● **Task goal**: In your copy, leave out the pictures; write out all the data exactly.

● **Recorded data**:
━━━━
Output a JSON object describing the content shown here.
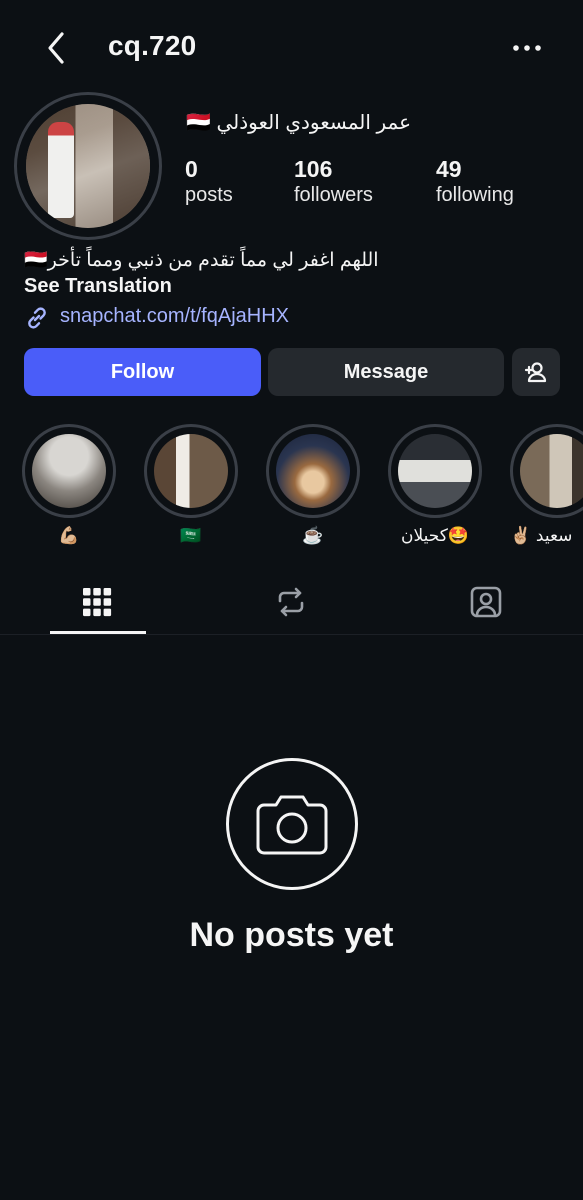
{
  "header": {
    "username": "cq.720"
  },
  "profile": {
    "display_name": "عمر المسعودي العوذلي 🇾🇪",
    "stats": {
      "posts_count": "0",
      "posts_label": "posts",
      "followers_count": "106",
      "followers_label": "followers",
      "following_count": "49",
      "following_label": "following"
    },
    "bio": "اللهم اغفر لي مماً تقدم من ذنبي ومماً تأخر🇾🇪",
    "see_translation": "See Translation",
    "link": "snapchat.com/t/fqAjaHHX"
  },
  "actions": {
    "follow_label": "Follow",
    "message_label": "Message"
  },
  "highlights": [
    {
      "label": "💪🏼"
    },
    {
      "label": "🇸🇦"
    },
    {
      "label": "☕️"
    },
    {
      "label": "كحيلان🤩"
    },
    {
      "label": "سعيد ✌🏼"
    }
  ],
  "empty_state": {
    "title": "No posts yet"
  },
  "colors": {
    "background": "#0c1014",
    "follow_button": "#4a5df9",
    "secondary_button": "#25292e",
    "link": "#a6b4ff"
  }
}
━━━━
● **Result of this task**:
Output a JSON object describing the content shown here.
{
  "header": {
    "username": "cq.720"
  },
  "profile": {
    "display_name": "عمر المسعودي العوذلي 🇾🇪",
    "stats": {
      "posts_count": "0",
      "posts_label": "posts",
      "followers_count": "106",
      "followers_label": "followers",
      "following_count": "49",
      "following_label": "following"
    },
    "bio": "اللهم اغفر لي مماً تقدم من ذنبي ومماً تأخر🇾🇪",
    "see_translation": "See Translation",
    "link": "snapchat.com/t/fqAjaHHX"
  },
  "actions": {
    "follow_label": "Follow",
    "message_label": "Message"
  },
  "highlights": [
    {
      "label": "💪🏼"
    },
    {
      "label": "🇸🇦"
    },
    {
      "label": "☕️"
    },
    {
      "label": "كحيلان🤩"
    },
    {
      "label": "سعيد ✌🏼"
    }
  ],
  "empty_state": {
    "title": "No posts yet"
  },
  "colors": {
    "background": "#0c1014",
    "follow_button": "#4a5df9",
    "secondary_button": "#25292e",
    "link": "#a6b4ff"
  }
}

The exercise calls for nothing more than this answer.